Task brief
Return the lines where the word "thérapeutique" occurs.

[Dataset entries]
..............................

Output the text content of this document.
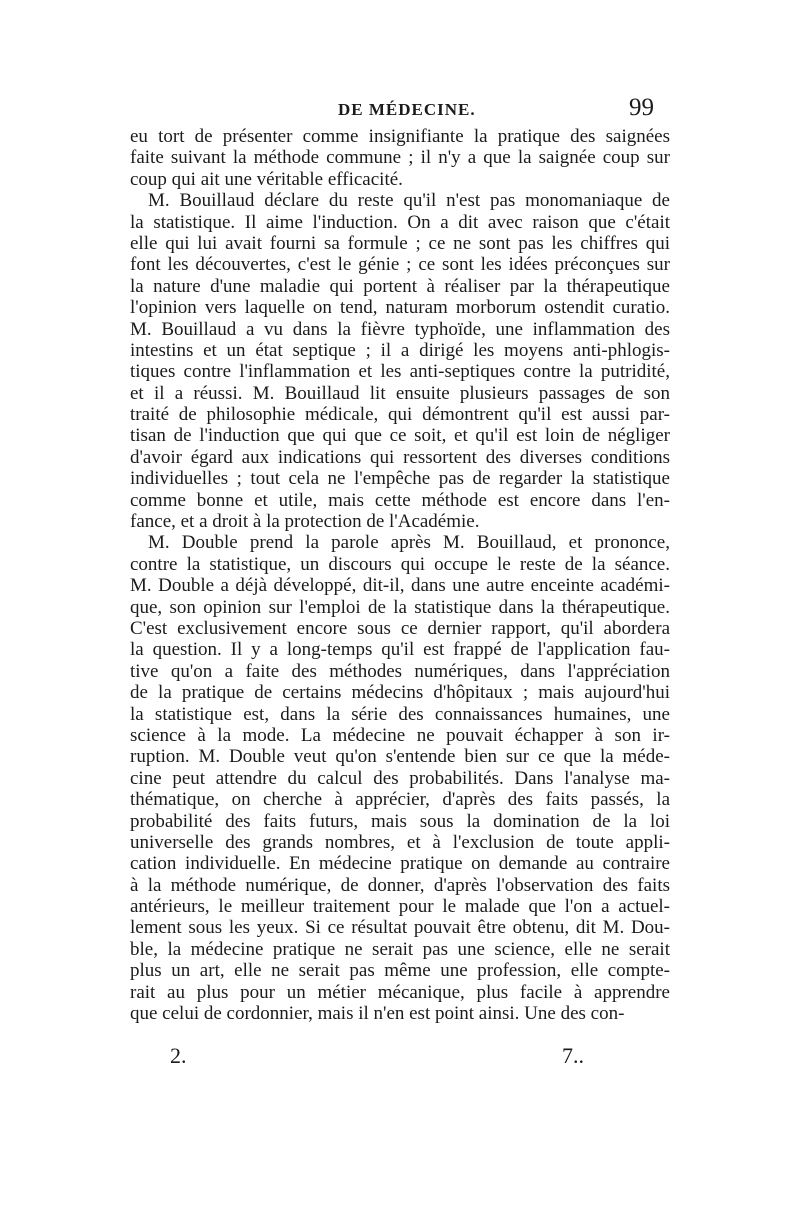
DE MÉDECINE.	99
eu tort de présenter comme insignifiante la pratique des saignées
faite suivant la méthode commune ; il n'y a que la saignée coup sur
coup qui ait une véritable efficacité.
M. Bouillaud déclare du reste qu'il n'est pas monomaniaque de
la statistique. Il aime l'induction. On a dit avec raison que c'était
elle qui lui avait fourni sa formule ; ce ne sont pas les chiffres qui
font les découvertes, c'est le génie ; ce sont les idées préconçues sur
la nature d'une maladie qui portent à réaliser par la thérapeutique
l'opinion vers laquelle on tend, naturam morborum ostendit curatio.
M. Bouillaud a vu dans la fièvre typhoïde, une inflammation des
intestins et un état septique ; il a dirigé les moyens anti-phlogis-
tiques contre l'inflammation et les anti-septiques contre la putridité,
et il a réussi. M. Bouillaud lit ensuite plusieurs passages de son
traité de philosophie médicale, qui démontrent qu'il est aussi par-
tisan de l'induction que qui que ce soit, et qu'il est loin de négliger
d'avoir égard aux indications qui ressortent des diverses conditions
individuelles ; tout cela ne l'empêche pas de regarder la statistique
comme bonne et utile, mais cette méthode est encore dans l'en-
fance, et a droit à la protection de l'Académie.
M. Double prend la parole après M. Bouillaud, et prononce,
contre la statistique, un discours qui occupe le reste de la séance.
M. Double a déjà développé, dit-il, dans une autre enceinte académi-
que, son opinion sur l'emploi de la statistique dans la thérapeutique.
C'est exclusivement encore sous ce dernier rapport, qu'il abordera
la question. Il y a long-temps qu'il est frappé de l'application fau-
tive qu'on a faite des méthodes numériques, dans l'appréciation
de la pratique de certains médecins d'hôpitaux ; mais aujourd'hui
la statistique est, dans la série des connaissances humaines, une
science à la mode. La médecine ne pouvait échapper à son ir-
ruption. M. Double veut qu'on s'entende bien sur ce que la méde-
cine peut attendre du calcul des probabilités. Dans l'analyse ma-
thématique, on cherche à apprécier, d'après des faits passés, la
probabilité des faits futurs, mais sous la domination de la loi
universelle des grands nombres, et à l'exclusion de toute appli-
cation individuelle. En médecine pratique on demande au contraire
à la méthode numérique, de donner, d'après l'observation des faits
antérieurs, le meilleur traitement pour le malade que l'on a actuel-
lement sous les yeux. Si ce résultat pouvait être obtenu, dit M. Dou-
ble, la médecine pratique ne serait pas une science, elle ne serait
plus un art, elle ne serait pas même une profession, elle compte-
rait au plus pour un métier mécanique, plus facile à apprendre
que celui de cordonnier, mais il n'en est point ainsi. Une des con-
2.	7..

..............................

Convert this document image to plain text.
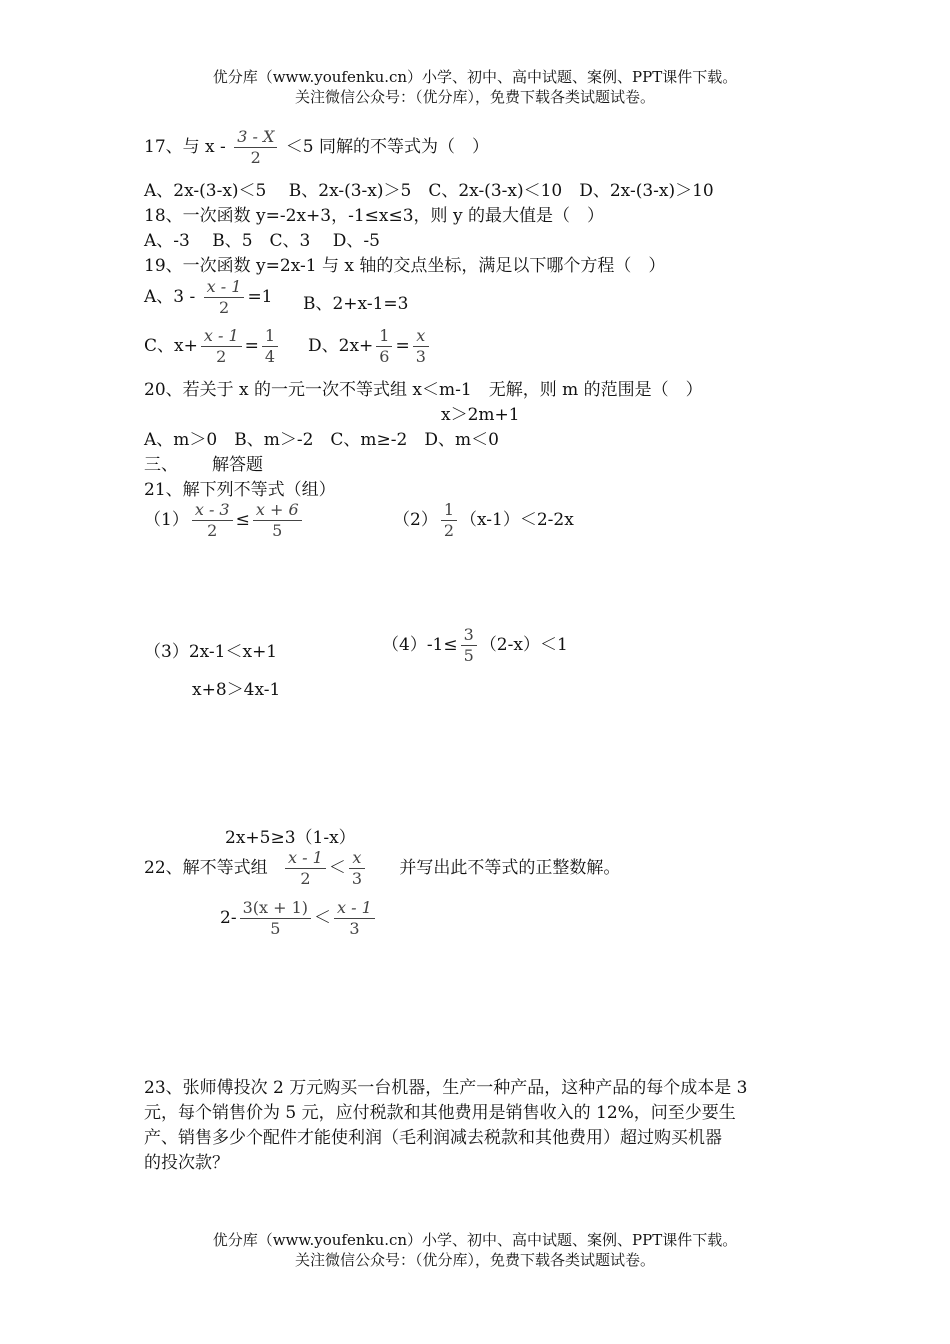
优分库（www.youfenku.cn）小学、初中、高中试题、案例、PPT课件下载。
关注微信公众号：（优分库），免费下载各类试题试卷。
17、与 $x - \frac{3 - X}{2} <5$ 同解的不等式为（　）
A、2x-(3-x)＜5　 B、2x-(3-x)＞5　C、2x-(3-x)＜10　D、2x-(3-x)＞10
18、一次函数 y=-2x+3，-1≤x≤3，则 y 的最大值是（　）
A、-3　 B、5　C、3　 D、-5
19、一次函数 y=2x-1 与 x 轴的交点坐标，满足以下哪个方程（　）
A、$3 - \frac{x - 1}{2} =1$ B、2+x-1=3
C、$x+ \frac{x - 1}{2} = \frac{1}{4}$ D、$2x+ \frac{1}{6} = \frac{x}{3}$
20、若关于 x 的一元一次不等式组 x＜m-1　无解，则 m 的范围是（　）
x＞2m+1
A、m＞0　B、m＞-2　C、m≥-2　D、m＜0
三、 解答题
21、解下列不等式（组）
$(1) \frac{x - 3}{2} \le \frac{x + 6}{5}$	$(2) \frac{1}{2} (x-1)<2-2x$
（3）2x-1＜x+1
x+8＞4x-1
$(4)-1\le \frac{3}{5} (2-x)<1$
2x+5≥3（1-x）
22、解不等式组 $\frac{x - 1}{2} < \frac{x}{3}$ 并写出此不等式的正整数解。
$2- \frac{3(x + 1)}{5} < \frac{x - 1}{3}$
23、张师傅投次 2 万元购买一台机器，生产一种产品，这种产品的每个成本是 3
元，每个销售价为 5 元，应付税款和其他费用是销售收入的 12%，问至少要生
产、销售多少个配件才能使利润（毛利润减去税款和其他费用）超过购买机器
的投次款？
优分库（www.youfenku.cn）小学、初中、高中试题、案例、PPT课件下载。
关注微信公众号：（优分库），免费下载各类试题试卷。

..............................

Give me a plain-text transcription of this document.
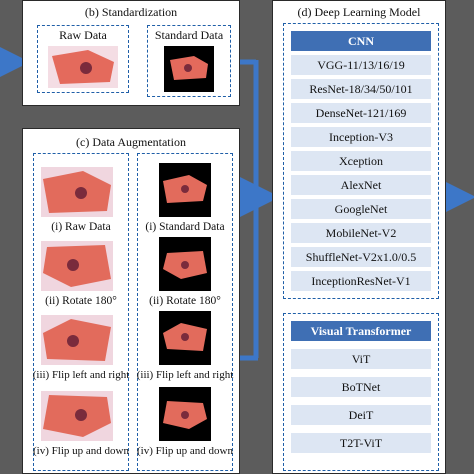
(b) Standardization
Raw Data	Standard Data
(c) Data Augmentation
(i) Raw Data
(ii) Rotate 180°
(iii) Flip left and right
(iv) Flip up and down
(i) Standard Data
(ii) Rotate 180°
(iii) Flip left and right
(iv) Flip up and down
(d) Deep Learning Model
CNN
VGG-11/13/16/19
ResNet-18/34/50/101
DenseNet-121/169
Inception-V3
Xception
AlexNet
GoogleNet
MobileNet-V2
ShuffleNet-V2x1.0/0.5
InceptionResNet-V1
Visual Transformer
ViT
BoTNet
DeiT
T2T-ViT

..............................

Expected answer
la nature d'une maladie qui portent à réaliser par la thérapeutique
que, son opinion sur l'emploi de la statistique dans la thérapeutique.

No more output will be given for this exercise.